### The task
Identify the lines bearing the string "круг" and gather them.
##########
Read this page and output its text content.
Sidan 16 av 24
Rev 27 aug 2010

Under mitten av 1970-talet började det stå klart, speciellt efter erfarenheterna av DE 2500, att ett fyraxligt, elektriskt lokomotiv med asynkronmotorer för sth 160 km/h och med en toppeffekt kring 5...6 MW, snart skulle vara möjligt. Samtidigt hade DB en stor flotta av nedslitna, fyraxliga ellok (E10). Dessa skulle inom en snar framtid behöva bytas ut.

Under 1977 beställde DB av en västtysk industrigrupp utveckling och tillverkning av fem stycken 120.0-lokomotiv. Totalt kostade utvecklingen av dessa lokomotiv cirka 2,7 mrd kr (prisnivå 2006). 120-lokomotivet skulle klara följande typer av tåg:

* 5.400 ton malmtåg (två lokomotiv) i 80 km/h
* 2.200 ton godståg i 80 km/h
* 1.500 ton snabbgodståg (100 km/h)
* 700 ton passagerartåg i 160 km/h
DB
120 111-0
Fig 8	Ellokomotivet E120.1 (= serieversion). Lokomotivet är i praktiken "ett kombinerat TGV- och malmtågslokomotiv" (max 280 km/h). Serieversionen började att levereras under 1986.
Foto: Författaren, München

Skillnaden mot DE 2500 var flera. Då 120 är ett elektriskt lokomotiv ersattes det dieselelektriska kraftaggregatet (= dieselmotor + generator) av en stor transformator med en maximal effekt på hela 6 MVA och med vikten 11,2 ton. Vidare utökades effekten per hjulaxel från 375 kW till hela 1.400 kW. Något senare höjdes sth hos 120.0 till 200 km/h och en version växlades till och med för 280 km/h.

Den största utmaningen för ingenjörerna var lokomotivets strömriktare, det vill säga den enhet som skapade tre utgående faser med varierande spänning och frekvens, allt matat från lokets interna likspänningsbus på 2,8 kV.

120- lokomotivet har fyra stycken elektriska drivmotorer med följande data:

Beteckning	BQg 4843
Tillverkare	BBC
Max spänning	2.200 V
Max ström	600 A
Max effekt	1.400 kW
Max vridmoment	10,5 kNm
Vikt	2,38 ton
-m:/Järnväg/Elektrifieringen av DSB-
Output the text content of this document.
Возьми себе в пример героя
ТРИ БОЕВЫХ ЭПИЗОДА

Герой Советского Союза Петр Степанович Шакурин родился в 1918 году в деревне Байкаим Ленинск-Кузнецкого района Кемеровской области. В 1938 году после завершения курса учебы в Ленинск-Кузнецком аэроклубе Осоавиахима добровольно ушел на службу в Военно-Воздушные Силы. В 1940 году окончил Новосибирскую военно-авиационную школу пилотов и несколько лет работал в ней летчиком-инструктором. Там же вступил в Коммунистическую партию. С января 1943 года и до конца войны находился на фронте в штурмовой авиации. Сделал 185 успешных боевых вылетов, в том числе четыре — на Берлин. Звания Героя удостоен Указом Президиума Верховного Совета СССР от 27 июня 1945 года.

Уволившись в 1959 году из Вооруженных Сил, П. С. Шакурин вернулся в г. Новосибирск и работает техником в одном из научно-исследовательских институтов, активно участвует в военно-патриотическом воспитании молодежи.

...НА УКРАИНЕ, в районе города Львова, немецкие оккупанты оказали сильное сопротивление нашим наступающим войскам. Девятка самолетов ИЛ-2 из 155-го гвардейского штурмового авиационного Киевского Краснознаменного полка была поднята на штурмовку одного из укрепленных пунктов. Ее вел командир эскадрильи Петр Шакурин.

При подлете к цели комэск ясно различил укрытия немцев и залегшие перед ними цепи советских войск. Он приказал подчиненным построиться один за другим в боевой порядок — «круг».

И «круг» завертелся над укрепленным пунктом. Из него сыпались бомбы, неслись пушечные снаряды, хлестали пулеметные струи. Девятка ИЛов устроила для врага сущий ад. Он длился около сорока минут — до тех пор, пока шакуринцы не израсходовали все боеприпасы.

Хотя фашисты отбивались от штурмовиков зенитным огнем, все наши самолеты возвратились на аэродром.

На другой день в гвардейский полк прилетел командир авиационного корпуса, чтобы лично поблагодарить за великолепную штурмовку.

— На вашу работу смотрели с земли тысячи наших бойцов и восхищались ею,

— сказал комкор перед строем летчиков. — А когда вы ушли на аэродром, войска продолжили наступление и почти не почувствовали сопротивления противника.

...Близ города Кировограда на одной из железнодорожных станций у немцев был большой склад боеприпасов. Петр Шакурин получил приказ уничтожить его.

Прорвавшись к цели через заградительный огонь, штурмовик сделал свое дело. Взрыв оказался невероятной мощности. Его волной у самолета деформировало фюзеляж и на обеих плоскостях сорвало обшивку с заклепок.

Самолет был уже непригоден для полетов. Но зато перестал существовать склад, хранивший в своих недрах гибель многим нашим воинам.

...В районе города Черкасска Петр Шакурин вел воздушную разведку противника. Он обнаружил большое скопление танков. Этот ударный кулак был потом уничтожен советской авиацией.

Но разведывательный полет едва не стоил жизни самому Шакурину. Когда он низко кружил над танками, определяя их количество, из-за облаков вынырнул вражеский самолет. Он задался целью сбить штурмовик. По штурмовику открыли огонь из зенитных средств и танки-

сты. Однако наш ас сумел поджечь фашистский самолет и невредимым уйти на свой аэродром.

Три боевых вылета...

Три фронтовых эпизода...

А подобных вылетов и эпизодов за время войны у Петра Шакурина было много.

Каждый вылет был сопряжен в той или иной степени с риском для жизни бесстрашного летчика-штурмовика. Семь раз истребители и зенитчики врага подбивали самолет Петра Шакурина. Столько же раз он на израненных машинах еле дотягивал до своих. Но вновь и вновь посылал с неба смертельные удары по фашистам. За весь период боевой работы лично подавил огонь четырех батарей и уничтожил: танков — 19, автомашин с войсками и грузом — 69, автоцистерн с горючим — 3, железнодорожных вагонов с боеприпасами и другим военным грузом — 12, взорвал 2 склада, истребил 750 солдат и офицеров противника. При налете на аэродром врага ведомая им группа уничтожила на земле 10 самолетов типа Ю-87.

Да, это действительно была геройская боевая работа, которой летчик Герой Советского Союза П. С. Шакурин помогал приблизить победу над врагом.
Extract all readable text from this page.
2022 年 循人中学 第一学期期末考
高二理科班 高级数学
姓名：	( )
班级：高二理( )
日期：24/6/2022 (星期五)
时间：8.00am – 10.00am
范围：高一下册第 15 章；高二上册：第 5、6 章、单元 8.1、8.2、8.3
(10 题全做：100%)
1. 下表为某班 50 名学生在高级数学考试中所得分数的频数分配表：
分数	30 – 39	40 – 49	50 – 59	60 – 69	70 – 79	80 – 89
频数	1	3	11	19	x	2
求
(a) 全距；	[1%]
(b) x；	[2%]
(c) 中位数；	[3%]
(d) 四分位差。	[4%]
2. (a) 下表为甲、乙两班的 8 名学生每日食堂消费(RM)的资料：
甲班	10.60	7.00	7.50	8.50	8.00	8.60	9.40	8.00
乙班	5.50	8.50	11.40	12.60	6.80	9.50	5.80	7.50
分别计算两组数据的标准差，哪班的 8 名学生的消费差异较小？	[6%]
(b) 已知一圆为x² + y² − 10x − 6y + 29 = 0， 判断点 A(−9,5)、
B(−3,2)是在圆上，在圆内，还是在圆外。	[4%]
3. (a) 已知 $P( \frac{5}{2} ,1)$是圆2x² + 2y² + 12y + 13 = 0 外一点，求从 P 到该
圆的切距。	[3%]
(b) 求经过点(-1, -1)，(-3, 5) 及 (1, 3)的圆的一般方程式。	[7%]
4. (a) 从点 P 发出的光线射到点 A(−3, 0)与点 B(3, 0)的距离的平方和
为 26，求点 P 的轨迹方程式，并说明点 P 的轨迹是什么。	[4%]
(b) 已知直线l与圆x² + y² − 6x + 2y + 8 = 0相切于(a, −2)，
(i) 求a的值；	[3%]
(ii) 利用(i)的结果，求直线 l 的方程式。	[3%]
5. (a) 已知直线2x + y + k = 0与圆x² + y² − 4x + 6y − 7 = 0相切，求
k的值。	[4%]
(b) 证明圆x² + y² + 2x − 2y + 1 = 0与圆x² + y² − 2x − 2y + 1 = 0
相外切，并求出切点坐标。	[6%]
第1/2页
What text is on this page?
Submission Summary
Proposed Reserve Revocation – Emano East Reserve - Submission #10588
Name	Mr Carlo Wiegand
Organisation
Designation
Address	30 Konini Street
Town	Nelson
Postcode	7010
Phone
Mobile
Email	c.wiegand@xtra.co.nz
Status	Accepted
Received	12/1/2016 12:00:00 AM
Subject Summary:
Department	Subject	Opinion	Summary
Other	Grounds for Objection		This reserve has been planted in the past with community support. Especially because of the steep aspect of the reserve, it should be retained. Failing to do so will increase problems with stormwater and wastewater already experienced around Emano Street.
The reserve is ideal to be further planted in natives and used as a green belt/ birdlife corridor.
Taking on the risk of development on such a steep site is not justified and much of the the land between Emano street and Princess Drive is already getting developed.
##########
### Task response
При подлете к цели комэск ясно различил укрытия немцев и залегшие перед ними цепи советских войск. Он приказал подчиненным построиться один за другим в боевой порядок — «круг».
И «круг» завертелся над укрепленным пунктом. Из него сыпались бомбы, неслись пушечные снаряды, хлестали пулеметные струи. Девятка ИЛов устроила для врага сущий ад. Он длился около сорока минут — до тех пор, пока шакуринцы не израсходовали все боеприпасы.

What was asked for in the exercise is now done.